= What to do =
Determine how many lines contain the string "this". Respond with that number and nothing more.

-- start Data --

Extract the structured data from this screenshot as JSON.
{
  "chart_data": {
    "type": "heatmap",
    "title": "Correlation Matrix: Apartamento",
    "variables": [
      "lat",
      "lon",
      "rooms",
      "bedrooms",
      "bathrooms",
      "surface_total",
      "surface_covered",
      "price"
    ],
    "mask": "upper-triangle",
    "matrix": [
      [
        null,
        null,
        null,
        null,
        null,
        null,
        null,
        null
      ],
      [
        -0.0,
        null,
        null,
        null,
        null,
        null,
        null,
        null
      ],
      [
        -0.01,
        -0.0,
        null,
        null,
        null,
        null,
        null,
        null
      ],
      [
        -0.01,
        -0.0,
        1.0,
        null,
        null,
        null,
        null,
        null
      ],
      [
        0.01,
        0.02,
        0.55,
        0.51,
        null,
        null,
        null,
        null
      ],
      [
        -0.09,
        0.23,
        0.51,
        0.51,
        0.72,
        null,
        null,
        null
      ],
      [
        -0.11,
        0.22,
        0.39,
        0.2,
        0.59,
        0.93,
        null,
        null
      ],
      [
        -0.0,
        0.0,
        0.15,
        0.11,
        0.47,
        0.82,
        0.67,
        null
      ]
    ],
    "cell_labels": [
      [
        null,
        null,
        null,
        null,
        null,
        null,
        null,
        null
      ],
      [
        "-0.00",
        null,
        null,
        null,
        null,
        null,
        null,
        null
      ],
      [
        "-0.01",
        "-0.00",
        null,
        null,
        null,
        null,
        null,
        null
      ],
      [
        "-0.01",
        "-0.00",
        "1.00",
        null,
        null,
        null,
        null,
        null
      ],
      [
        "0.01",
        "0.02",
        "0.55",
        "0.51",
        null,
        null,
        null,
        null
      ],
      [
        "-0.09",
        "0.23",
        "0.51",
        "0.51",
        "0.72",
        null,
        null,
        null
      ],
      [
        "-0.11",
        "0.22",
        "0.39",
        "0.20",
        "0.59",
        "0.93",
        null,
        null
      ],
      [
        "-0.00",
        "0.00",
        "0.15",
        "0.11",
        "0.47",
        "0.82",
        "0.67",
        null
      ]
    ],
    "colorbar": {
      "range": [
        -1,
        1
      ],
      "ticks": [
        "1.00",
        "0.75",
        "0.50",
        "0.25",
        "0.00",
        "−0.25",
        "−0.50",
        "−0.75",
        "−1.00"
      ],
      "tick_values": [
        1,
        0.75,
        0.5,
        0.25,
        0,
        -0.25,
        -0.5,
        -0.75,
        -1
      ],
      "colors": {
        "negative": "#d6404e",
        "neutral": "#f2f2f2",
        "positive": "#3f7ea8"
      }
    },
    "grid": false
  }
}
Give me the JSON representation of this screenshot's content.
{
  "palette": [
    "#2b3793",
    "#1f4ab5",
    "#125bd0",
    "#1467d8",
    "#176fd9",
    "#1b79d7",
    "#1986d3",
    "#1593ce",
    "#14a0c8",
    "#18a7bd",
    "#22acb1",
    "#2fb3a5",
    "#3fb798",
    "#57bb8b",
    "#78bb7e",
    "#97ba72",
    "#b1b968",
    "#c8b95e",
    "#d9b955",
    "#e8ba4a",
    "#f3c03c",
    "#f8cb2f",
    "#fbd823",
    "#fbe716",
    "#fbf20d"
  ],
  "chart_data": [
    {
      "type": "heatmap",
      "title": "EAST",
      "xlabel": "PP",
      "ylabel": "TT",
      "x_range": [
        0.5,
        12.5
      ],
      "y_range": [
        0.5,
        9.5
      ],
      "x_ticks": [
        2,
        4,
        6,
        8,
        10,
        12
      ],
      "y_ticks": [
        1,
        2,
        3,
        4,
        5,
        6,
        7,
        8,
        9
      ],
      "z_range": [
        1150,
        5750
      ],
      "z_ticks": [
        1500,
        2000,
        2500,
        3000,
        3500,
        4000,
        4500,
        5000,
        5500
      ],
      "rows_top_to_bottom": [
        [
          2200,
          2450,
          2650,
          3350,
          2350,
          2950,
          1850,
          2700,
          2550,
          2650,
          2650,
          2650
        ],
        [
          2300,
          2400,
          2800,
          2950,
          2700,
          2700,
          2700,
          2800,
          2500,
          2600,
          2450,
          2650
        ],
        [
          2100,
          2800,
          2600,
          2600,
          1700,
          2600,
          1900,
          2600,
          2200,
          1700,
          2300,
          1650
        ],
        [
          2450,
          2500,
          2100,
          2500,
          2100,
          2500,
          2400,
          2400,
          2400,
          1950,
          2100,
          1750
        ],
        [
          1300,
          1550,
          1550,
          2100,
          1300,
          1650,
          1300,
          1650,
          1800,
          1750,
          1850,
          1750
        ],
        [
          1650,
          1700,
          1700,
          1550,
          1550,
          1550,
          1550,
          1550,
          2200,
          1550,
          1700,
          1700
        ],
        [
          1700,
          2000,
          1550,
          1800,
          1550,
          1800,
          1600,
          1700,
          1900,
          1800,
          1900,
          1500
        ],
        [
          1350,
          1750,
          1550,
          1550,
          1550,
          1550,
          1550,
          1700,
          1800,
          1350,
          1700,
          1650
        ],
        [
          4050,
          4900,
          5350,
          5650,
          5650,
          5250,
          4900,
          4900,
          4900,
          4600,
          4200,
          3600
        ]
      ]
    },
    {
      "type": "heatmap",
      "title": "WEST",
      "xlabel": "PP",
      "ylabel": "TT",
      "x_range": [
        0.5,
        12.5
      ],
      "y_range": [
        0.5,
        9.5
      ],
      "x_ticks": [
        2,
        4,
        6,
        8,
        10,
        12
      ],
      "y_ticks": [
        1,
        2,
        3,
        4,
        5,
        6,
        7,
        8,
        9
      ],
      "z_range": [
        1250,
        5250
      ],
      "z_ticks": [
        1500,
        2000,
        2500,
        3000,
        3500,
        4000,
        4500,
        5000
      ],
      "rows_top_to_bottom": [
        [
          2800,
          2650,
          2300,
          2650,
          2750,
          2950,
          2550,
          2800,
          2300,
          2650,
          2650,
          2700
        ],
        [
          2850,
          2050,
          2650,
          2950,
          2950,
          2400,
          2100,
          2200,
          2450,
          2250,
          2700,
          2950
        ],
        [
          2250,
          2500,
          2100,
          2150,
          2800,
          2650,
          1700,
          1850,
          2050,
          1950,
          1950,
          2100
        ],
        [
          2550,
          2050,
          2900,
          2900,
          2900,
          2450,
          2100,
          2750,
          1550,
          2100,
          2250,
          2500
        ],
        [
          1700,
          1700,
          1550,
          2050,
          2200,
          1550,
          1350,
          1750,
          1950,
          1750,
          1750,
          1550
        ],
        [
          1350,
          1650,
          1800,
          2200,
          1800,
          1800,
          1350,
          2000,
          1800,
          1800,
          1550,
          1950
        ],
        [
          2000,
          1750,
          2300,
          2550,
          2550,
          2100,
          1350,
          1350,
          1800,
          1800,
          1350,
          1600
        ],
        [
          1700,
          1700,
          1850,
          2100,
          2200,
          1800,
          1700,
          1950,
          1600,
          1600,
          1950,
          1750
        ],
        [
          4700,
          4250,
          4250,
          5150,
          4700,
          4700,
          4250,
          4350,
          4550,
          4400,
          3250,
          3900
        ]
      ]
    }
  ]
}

-- end Data --

= Exercise solution =
2